(Data records)
------------------------------
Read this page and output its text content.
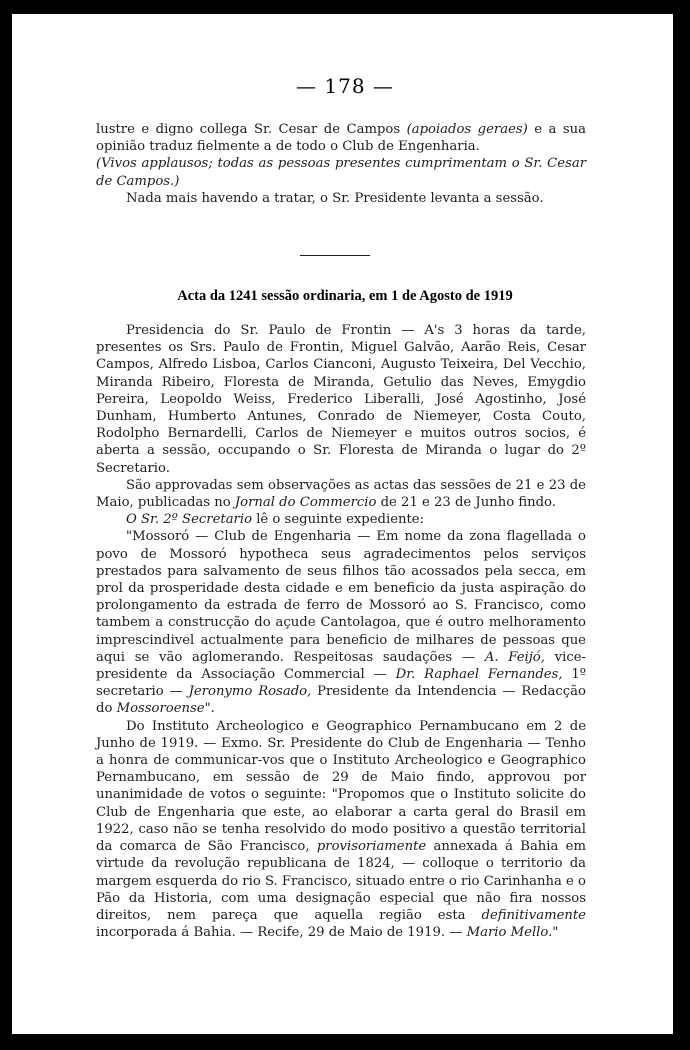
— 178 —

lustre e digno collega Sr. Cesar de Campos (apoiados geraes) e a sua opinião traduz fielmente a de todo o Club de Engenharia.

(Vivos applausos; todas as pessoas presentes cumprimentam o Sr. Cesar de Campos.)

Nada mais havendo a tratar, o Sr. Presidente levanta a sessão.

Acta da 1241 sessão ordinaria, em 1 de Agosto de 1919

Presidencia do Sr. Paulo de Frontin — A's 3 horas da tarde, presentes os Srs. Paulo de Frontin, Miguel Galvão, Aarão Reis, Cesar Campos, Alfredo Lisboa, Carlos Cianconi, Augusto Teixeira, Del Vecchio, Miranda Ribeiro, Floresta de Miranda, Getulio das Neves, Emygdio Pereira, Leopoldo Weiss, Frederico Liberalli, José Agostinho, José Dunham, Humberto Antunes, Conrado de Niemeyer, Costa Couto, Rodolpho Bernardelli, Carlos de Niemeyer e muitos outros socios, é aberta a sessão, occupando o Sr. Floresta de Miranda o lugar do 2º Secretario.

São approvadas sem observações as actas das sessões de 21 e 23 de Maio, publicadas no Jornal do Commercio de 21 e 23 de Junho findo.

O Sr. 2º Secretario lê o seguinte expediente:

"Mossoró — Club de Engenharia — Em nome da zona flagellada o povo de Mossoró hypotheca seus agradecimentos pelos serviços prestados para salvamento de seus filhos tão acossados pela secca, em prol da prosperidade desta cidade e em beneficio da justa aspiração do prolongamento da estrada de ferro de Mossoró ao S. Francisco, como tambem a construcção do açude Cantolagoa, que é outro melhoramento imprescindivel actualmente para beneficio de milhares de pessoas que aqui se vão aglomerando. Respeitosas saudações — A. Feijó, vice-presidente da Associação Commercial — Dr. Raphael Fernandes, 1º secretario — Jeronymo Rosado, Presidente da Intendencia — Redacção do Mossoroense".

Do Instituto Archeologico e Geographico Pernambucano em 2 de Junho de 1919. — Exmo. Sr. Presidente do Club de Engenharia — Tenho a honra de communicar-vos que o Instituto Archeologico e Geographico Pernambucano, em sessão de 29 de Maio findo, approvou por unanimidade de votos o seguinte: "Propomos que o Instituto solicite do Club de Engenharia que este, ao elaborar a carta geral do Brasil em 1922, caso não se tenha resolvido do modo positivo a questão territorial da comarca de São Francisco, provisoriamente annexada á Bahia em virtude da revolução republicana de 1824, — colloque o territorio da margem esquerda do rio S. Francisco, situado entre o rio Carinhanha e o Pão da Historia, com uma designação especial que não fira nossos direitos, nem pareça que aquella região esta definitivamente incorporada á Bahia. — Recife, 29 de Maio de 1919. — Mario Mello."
------------------------------
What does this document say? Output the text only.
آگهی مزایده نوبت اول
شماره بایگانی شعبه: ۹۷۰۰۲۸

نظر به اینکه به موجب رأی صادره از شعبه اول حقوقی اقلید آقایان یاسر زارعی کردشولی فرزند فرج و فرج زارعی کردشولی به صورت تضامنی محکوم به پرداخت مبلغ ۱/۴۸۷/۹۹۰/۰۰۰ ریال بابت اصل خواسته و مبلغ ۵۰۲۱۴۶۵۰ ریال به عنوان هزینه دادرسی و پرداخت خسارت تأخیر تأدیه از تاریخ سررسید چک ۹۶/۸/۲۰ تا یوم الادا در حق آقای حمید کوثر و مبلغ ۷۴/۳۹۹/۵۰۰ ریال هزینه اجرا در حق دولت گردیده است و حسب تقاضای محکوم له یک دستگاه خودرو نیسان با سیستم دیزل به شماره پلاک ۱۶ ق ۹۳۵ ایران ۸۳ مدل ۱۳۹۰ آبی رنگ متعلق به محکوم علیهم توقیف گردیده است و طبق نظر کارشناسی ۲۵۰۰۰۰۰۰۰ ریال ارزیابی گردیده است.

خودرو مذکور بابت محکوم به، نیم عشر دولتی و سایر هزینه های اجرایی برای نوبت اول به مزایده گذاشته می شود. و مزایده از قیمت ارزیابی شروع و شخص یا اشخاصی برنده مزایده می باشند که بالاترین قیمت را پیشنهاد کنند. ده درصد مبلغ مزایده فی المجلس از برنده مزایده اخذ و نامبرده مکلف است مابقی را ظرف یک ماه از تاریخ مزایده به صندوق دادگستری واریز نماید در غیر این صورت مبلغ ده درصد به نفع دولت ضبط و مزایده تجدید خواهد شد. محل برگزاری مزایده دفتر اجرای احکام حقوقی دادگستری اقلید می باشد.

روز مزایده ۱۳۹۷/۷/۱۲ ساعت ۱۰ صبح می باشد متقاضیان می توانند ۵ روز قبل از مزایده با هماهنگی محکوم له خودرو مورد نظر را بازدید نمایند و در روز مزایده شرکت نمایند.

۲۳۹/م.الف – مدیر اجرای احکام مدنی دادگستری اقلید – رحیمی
------------------------------
What the exercise asks —
From the material, report only how many lines include the word "Campos".

Written solution —
3